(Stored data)
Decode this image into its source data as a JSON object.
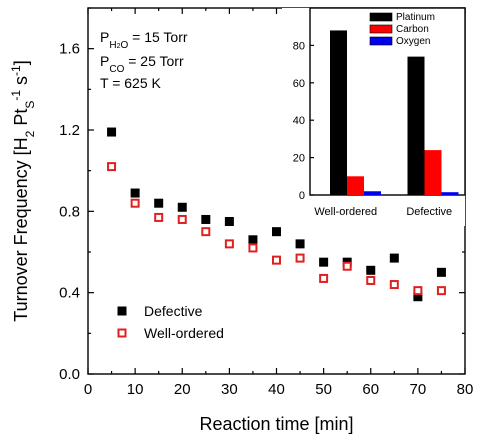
{
  "chart_data": [
    {
      "type": "scatter",
      "xlabel": "Reaction time [min]",
      "ylabel_parts": [
        "Turnover Frequency [H",
        "2",
        " Pt",
        "S",
        "-1",
        " s",
        "-1",
        "]"
      ],
      "xlim": [
        0,
        80
      ],
      "ylim": [
        0.0,
        1.8
      ],
      "x_ticks": [
        "0",
        "10",
        "20",
        "30",
        "40",
        "50",
        "60",
        "70",
        "80"
      ],
      "y_ticks": [
        "0.0",
        "0.4",
        "0.8",
        "1.2",
        "1.6"
      ],
      "conditions": {
        "p_h2o": {
          "p": "P",
          "sub": "H",
          "sub2": "2",
          "sub3": "O",
          "rest": " = 15 Torr"
        },
        "p_co": {
          "p": "P",
          "sub": "CO",
          "rest": " = 25 Torr"
        },
        "temp": "T = 625 K"
      },
      "series": [
        {
          "name": "Defective",
          "marker": "filled-square",
          "color": "#000000",
          "x": [
            5,
            10,
            15,
            20,
            25,
            30,
            35,
            40,
            45,
            50,
            55,
            60,
            65,
            70,
            75
          ],
          "y": [
            1.19,
            0.89,
            0.84,
            0.82,
            0.76,
            0.75,
            0.66,
            0.7,
            0.64,
            0.55,
            0.55,
            0.51,
            0.57,
            0.38,
            0.5
          ]
        },
        {
          "name": "Well-ordered",
          "marker": "open-square",
          "color": "#e02020",
          "x": [
            5,
            10,
            15,
            20,
            25,
            30,
            35,
            40,
            45,
            50,
            55,
            60,
            65,
            70,
            75
          ],
          "y": [
            1.02,
            0.84,
            0.77,
            0.76,
            0.7,
            0.64,
            0.62,
            0.56,
            0.57,
            0.47,
            0.53,
            0.46,
            0.44,
            0.41,
            0.41
          ]
        }
      ]
    },
    {
      "type": "bar",
      "categories": [
        "Well-ordered",
        "Defective"
      ],
      "ylim": [
        0,
        100
      ],
      "y_ticks": [
        "0",
        "20",
        "40",
        "60",
        "80"
      ],
      "series": [
        {
          "name": "Platinum",
          "color": "#000000",
          "values": [
            88,
            74
          ]
        },
        {
          "name": "Carbon",
          "color": "#ff0000",
          "values": [
            10,
            24
          ]
        },
        {
          "name": "Oxygen",
          "color": "#0000ee",
          "values": [
            2,
            1.5
          ]
        }
      ]
    }
  ]
}
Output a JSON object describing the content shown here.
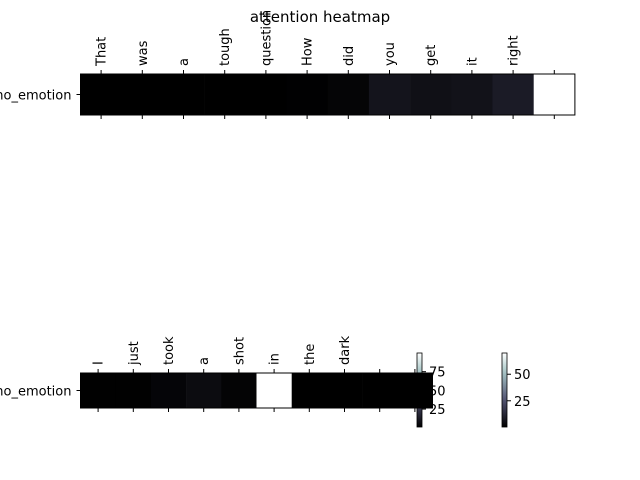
{
  "chart_data": {
    "type": "heatmap",
    "title": "attention heatmap",
    "colormap": "bone",
    "panels": [
      {
        "row_label": "no_emotion",
        "x_tokens": [
          "That",
          "was",
          "a",
          "tough",
          "question",
          "How",
          "did",
          "you",
          "get",
          "it",
          "right",
          ""
        ],
        "values": [
          1,
          1,
          1,
          1,
          1,
          1.5,
          3,
          10,
          8,
          9,
          13,
          100
        ],
        "colorbar_ticks": [
          25,
          50,
          75
        ]
      },
      {
        "row_label": "no_emotion",
        "x_tokens": [
          "I",
          "just",
          "took",
          "a",
          "shot",
          "in",
          "the",
          "dark",
          "",
          ""
        ],
        "values": [
          0.5,
          0.5,
          2,
          4,
          1.5,
          70,
          0.3,
          0.3,
          0.3,
          0.3
        ],
        "colorbar_ticks": [
          25,
          50
        ]
      }
    ]
  }
}
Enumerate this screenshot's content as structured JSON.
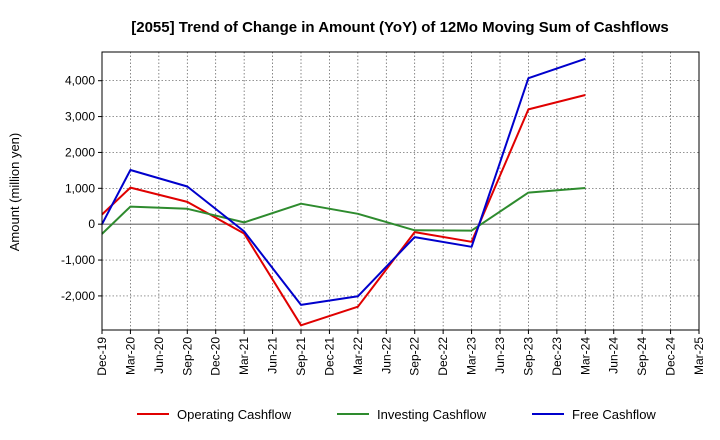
{
  "chart_data": {
    "type": "line",
    "title": "[2055]  Trend of Change in Amount (YoY) of 12Mo Moving Sum of Cashflows",
    "xlabel": "",
    "ylabel": "Amount (million yen)",
    "categories": [
      "Dec-19",
      "Mar-20",
      "Jun-20",
      "Sep-20",
      "Dec-20",
      "Mar-21",
      "Jun-21",
      "Sep-21",
      "Dec-21",
      "Mar-22",
      "Jun-22",
      "Sep-22",
      "Dec-22",
      "Mar-23",
      "Jun-23",
      "Sep-23",
      "Dec-23",
      "Mar-24",
      "Jun-24",
      "Sep-24",
      "Dec-24",
      "Mar-25"
    ],
    "ylim": [
      -2950,
      4800
    ],
    "yticks": [
      -2000,
      -1000,
      0,
      1000,
      2000,
      3000,
      4000
    ],
    "ytick_labels": [
      "-2,000",
      "-1,000",
      "0",
      "1,000",
      "2,000",
      "3,000",
      "4,000"
    ],
    "grid": true,
    "legend_position": "bottom",
    "series": [
      {
        "name": "Operating Cashflow",
        "color": "#e00000",
        "values": [
          270,
          1020,
          null,
          620,
          null,
          -260,
          null,
          -2820,
          null,
          -2300,
          null,
          -220,
          null,
          -490,
          null,
          3200,
          null,
          3600,
          null,
          null,
          null,
          null
        ]
      },
      {
        "name": "Investing Cashflow",
        "color": "#2e8b2e",
        "values": [
          -270,
          490,
          null,
          430,
          null,
          50,
          null,
          570,
          null,
          290,
          null,
          -170,
          null,
          -180,
          null,
          880,
          null,
          1010,
          null,
          null,
          null,
          null
        ]
      },
      {
        "name": "Free Cashflow",
        "color": "#0000cc",
        "values": [
          0,
          1510,
          null,
          1050,
          null,
          -200,
          null,
          -2250,
          null,
          -2010,
          null,
          -360,
          null,
          -630,
          null,
          4070,
          null,
          4610,
          null,
          null,
          null,
          null
        ]
      }
    ]
  }
}
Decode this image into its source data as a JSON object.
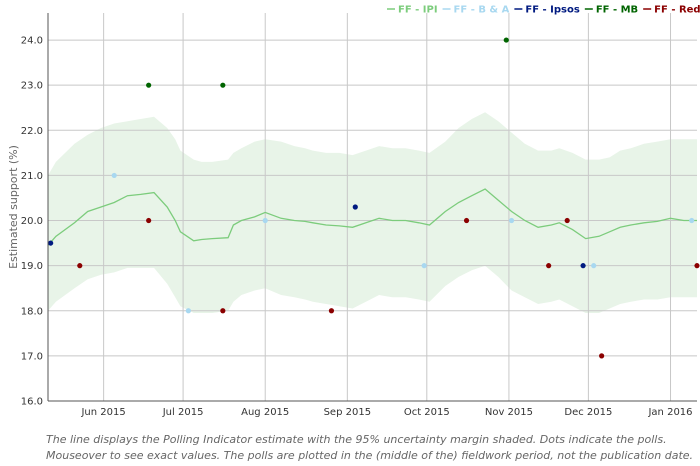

§ Task instructions:
Extract the entries in full, exactly as they are, minus the pictures.

§ Solution for this task:
Decode this image into its source data as a JSON object.
{
  "chart_data": [
    {
      "type": "scatter",
      "xlabel": "Reaction time [min]",
      "ylabel_parts": [
        "Turnover Frequency [H",
        "2",
        " Pt",
        "S",
        "-1",
        " s",
        "-1",
        "]"
      ],
      "xlim": [
        0,
        80
      ],
      "ylim": [
        0.0,
        1.8
      ],
      "x_ticks": [
        "0",
        "10",
        "20",
        "30",
        "40",
        "50",
        "60",
        "70",
        "80"
      ],
      "y_ticks": [
        "0.0",
        "0.4",
        "0.8",
        "1.2",
        "1.6"
      ],
      "conditions": {
        "p_h2o": {
          "p": "P",
          "sub": "H",
          "sub2": "2",
          "sub3": "O",
          "rest": " = 15 Torr"
        },
        "p_co": {
          "p": "P",
          "sub": "CO",
          "rest": " = 25 Torr"
        },
        "temp": "T = 625 K"
      },
      "series": [
        {
          "name": "Defective",
          "marker": "filled-square",
          "color": "#000000",
          "x": [
            5,
            10,
            15,
            20,
            25,
            30,
            35,
            40,
            45,
            50,
            55,
            60,
            65,
            70,
            75
          ],
          "y": [
            1.19,
            0.89,
            0.84,
            0.82,
            0.76,
            0.75,
            0.66,
            0.7,
            0.64,
            0.55,
            0.55,
            0.51,
            0.57,
            0.38,
            0.5
          ]
        },
        {
          "name": "Well-ordered",
          "marker": "open-square",
          "color": "#e02020",
          "x": [
            5,
            10,
            15,
            20,
            25,
            30,
            35,
            40,
            45,
            50,
            55,
            60,
            65,
            70,
            75
          ],
          "y": [
            1.02,
            0.84,
            0.77,
            0.76,
            0.7,
            0.64,
            0.62,
            0.56,
            0.57,
            0.47,
            0.53,
            0.46,
            0.44,
            0.41,
            0.41
          ]
        }
      ]
    },
    {
      "type": "bar",
      "categories": [
        "Well-ordered",
        "Defective"
      ],
      "ylim": [
        0,
        100
      ],
      "y_ticks": [
        "0",
        "20",
        "40",
        "60",
        "80"
      ],
      "series": [
        {
          "name": "Platinum",
          "color": "#000000",
          "values": [
            88,
            74
          ]
        },
        {
          "name": "Carbon",
          "color": "#ff0000",
          "values": [
            10,
            24
          ]
        },
        {
          "name": "Oxygen",
          "color": "#0000ee",
          "values": [
            2,
            1.5
          ]
        }
      ]
    }
  ]
}
Output a JSON object describing the content shown here.
{
  "chart_data": {
    "type": "heatmap",
    "title": "attention heatmap",
    "colormap": "bone",
    "panels": [
      {
        "row_label": "no_emotion",
        "x_tokens": [
          "That",
          "was",
          "a",
          "tough",
          "question",
          "How",
          "did",
          "you",
          "get",
          "it",
          "right",
          ""
        ],
        "values": [
          1,
          1,
          1,
          1,
          1,
          1.5,
          3,
          10,
          8,
          9,
          13,
          100
        ],
        "colorbar_ticks": [
          25,
          50,
          75
        ]
      },
      {
        "row_label": "no_emotion",
        "x_tokens": [
          "I",
          "just",
          "took",
          "a",
          "shot",
          "in",
          "the",
          "dark",
          "",
          ""
        ],
        "values": [
          0.5,
          0.5,
          2,
          4,
          1.5,
          70,
          0.3,
          0.3,
          0.3,
          0.3
        ],
        "colorbar_ticks": [
          25,
          50
        ]
      }
    ]
  }
}
Enumerate this screenshot's content as structured JSON.
{
  "chart_data": {
    "type": "line",
    "title": "[2055]  Trend of Change in Amount (YoY) of 12Mo Moving Sum of Cashflows",
    "xlabel": "",
    "ylabel": "Amount (million yen)",
    "categories": [
      "Dec-19",
      "Mar-20",
      "Jun-20",
      "Sep-20",
      "Dec-20",
      "Mar-21",
      "Jun-21",
      "Sep-21",
      "Dec-21",
      "Mar-22",
      "Jun-22",
      "Sep-22",
      "Dec-22",
      "Mar-23",
      "Jun-23",
      "Sep-23",
      "Dec-23",
      "Mar-24",
      "Jun-24",
      "Sep-24",
      "Dec-24",
      "Mar-25"
    ],
    "ylim": [
      -2950,
      4800
    ],
    "yticks": [
      -2000,
      -1000,
      0,
      1000,
      2000,
      3000,
      4000
    ],
    "ytick_labels": [
      "-2,000",
      "-1,000",
      "0",
      "1,000",
      "2,000",
      "3,000",
      "4,000"
    ],
    "grid": true,
    "legend_position": "bottom",
    "series": [
      {
        "name": "Operating Cashflow",
        "color": "#e00000",
        "values": [
          270,
          1020,
          null,
          620,
          null,
          -260,
          null,
          -2820,
          null,
          -2300,
          null,
          -220,
          null,
          -490,
          null,
          3200,
          null,
          3600,
          null,
          null,
          null,
          null
        ]
      },
      {
        "name": "Investing Cashflow",
        "color": "#2e8b2e",
        "values": [
          -270,
          490,
          null,
          430,
          null,
          50,
          null,
          570,
          null,
          290,
          null,
          -170,
          null,
          -180,
          null,
          880,
          null,
          1010,
          null,
          null,
          null,
          null
        ]
      },
      {
        "name": "Free Cashflow",
        "color": "#0000cc",
        "values": [
          0,
          1510,
          null,
          1050,
          null,
          -200,
          null,
          -2250,
          null,
          -2010,
          null,
          -360,
          null,
          -630,
          null,
          4070,
          null,
          4610,
          null,
          null,
          null,
          null
        ]
      }
    ]
  }
}
Decode this image into its source data as a JSON object.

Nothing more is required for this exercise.